(YOUR OBJECTIVE): Every record should be repeated exactly, except that pictures are left out.

(TASK MATERIAL):
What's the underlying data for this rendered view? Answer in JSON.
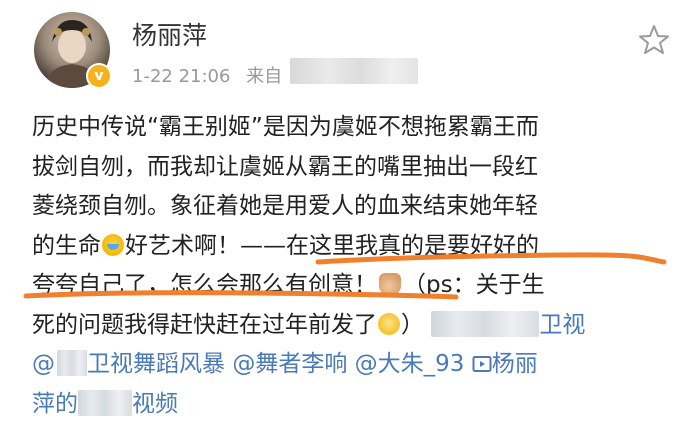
{
  "post": {
    "author_name": "杨丽萍",
    "timestamp": "1-22 21:06",
    "from_label": "来自",
    "verified_badge": "v",
    "line1": "历史中传说“霸王别姬”是因为虞姬不想拖累霸王而",
    "line2": "拔剑自刎，而我却让虞姬从霸王的嘴里抽出一段红",
    "line3": "菱绕颈自刎。象征着她是用爱人的血来结束她年轻",
    "line4_a": "的生命",
    "line4_b": "好艺术啊！——在这里我真的是要好好的",
    "line5_a": "夸夸自己了，怎么会那么有创意！",
    "line5_b": "（ps：关于生",
    "line6_a": "死的问题我得赶快赶在过年前发了",
    "line6_b": "）",
    "line6_c": "卫视",
    "line7_a": "@",
    "line7_b": "卫视舞蹈风暴",
    "line7_mention2": "@舞者李响",
    "line7_mention3": "@大朱_93",
    "line7_c": "杨丽",
    "line7_video_icon": "video-icon",
    "line8_a": "萍的",
    "line8_b": "视频"
  },
  "icons": {
    "star": "star-outline-icon",
    "cry_emoji": "crying-emoji-icon",
    "thumb_emoji": "thumbs-up-emoji-icon",
    "think_emoji": "thinking-emoji-icon"
  },
  "colors": {
    "link": "#4a7ab8",
    "underline_annotation": "#f07f2e",
    "badge": "#f6b21a",
    "meta_text": "#999999"
  }
}
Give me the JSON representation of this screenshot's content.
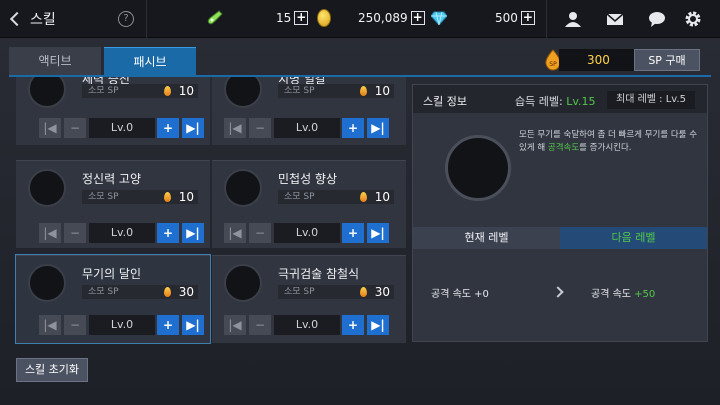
{
  "header": {
    "title": "스킬",
    "help": "?",
    "potion_count": "15",
    "gold": "250,089",
    "gem": "500"
  },
  "tabs": [
    {
      "label": "액티브"
    },
    {
      "label": "패시브"
    }
  ],
  "sp": {
    "value": "300",
    "buy_label": "SP 구매"
  },
  "cost_label": "소모 SP",
  "level_label": "Lv.0",
  "skills": [
    {
      "name": "체력 증진",
      "cost": "10",
      "level": "Lv.0"
    },
    {
      "name": "치명 일갈",
      "cost": "10",
      "level": "Lv.0"
    },
    {
      "name": "정신력 고양",
      "cost": "10",
      "level": "Lv.0"
    },
    {
      "name": "민첩성 향상",
      "cost": "10",
      "level": "Lv.0"
    },
    {
      "name": "무기의 달인",
      "cost": "30",
      "level": "Lv.0"
    },
    {
      "name": "극귀검술 참철식",
      "cost": "30",
      "level": "Lv.0"
    }
  ],
  "info": {
    "title": "스킬 정보",
    "learn_label": "습득 레벨:",
    "learn_value": "Lv.15",
    "max_level": "최대 레벨 : Lv.5",
    "desc_pre": "모든 무기를 숙달하여 좀 더 빠르게 무기를 다룰 수 있게 해 ",
    "desc_hl": "공격속도",
    "desc_post": "를 증가시킨다.",
    "current_label": "현재 레벨",
    "next_label": "다음 레벨",
    "current_stat_name": "공격 속도",
    "current_stat_value": "+0",
    "next_stat_name": "공격 속도",
    "next_stat_value": "+50"
  },
  "reset_label": "스킬 초기화",
  "colors": {
    "accent": "#1a6aa8",
    "green": "#52c84a",
    "gold": "#ffd24a"
  }
}
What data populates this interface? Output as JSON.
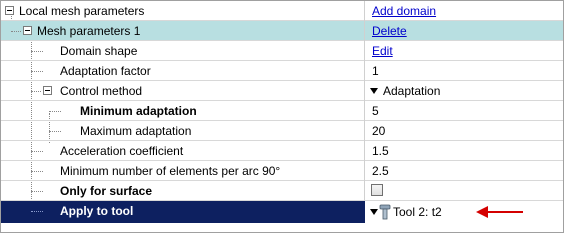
{
  "rows": [
    {
      "label": "Local mesh parameters",
      "value": "Add domain"
    },
    {
      "label": "Mesh parameters 1",
      "value": "Delete"
    },
    {
      "label": "Domain shape",
      "value": "Edit"
    },
    {
      "label": "Adaptation factor",
      "value": "1"
    },
    {
      "label": "Control method",
      "value": "Adaptation"
    },
    {
      "label": "Minimum adaptation",
      "value": "5"
    },
    {
      "label": "Maximum adaptation",
      "value": "20"
    },
    {
      "label": "Acceleration coefficient",
      "value": "1.5"
    },
    {
      "label": "Minimum number of elements per arc 90°",
      "value": "2.5"
    },
    {
      "label": "Only for surface",
      "value": ""
    },
    {
      "label": "Apply to tool",
      "value": "Tool 2: t2"
    }
  ],
  "colors": {
    "highlight_row": "#b8dfe1",
    "selected_row": "#0d2060",
    "link": "#0000cc",
    "annotation_arrow": "#d40000"
  },
  "icons": {
    "expander": "collapse-box-icon",
    "dropdown": "triangle-down-icon",
    "tool": "tool-icon",
    "annotation": "red-arrow-icon"
  }
}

(THE RESULT):
What's the underlying data for this rendered view? Answer in JSON.
{
  "post": {
    "author_name": "杨丽萍",
    "timestamp": "1-22 21:06",
    "from_label": "来自",
    "verified_badge": "v",
    "line1": "历史中传说“霸王别姬”是因为虞姬不想拖累霸王而",
    "line2": "拔剑自刎，而我却让虞姬从霸王的嘴里抽出一段红",
    "line3": "菱绕颈自刎。象征着她是用爱人的血来结束她年轻",
    "line4_a": "的生命",
    "line4_b": "好艺术啊！——在这里我真的是要好好的",
    "line5_a": "夸夸自己了，怎么会那么有创意！",
    "line5_b": "（ps：关于生",
    "line6_a": "死的问题我得赶快赶在过年前发了",
    "line6_b": "）",
    "line6_c": "卫视",
    "line7_a": "@",
    "line7_b": "卫视舞蹈风暴",
    "line7_mention2": "@舞者李响",
    "line7_mention3": "@大朱_93",
    "line7_c": "杨丽",
    "line7_video_icon": "video-icon",
    "line8_a": "萍的",
    "line8_b": "视频"
  },
  "icons": {
    "star": "star-outline-icon",
    "cry_emoji": "crying-emoji-icon",
    "thumb_emoji": "thumbs-up-emoji-icon",
    "think_emoji": "thinking-emoji-icon"
  },
  "colors": {
    "link": "#4a7ab8",
    "underline_annotation": "#f07f2e",
    "badge": "#f6b21a",
    "meta_text": "#999999"
  }
}
Give me the JSON representation of this screenshot's content.
{
  "header": {
    "title": "스킬",
    "help": "?",
    "potion_count": "15",
    "gold": "250,089",
    "gem": "500"
  },
  "tabs": [
    {
      "label": "액티브"
    },
    {
      "label": "패시브"
    }
  ],
  "sp": {
    "value": "300",
    "buy_label": "SP 구매"
  },
  "cost_label": "소모 SP",
  "level_label": "Lv.0",
  "skills": [
    {
      "name": "체력 증진",
      "cost": "10",
      "level": "Lv.0"
    },
    {
      "name": "치명 일갈",
      "cost": "10",
      "level": "Lv.0"
    },
    {
      "name": "정신력 고양",
      "cost": "10",
      "level": "Lv.0"
    },
    {
      "name": "민첩성 향상",
      "cost": "10",
      "level": "Lv.0"
    },
    {
      "name": "무기의 달인",
      "cost": "30",
      "level": "Lv.0"
    },
    {
      "name": "극귀검술 참철식",
      "cost": "30",
      "level": "Lv.0"
    }
  ],
  "info": {
    "title": "스킬 정보",
    "learn_label": "습득 레벨:",
    "learn_value": "Lv.15",
    "max_level": "최대 레벨 : Lv.5",
    "desc_pre": "모든 무기를 숙달하여 좀 더 빠르게 무기를 다룰 수 있게 해 ",
    "desc_hl": "공격속도",
    "desc_post": "를 증가시킨다.",
    "current_label": "현재 레벨",
    "next_label": "다음 레벨",
    "current_stat_name": "공격 속도",
    "current_stat_value": "+0",
    "next_stat_name": "공격 속도",
    "next_stat_value": "+50"
  },
  "reset_label": "스킬 초기화",
  "colors": {
    "accent": "#1a6aa8",
    "green": "#52c84a",
    "gold": "#ffd24a"
  }
}
What data populates this interface? Output as JSON.
{
  "rows": [
    {
      "label": "Local mesh parameters",
      "value": "Add domain"
    },
    {
      "label": "Mesh parameters 1",
      "value": "Delete"
    },
    {
      "label": "Domain shape",
      "value": "Edit"
    },
    {
      "label": "Adaptation factor",
      "value": "1"
    },
    {
      "label": "Control method",
      "value": "Adaptation"
    },
    {
      "label": "Minimum adaptation",
      "value": "5"
    },
    {
      "label": "Maximum adaptation",
      "value": "20"
    },
    {
      "label": "Acceleration coefficient",
      "value": "1.5"
    },
    {
      "label": "Minimum number of elements per arc 90°",
      "value": "2.5"
    },
    {
      "label": "Only for surface",
      "value": ""
    },
    {
      "label": "Apply to tool",
      "value": "Tool 2: t2"
    }
  ],
  "colors": {
    "highlight_row": "#b8dfe1",
    "selected_row": "#0d2060",
    "link": "#0000cc",
    "annotation_arrow": "#d40000"
  },
  "icons": {
    "expander": "collapse-box-icon",
    "dropdown": "triangle-down-icon",
    "tool": "tool-icon",
    "annotation": "red-arrow-icon"
  }
}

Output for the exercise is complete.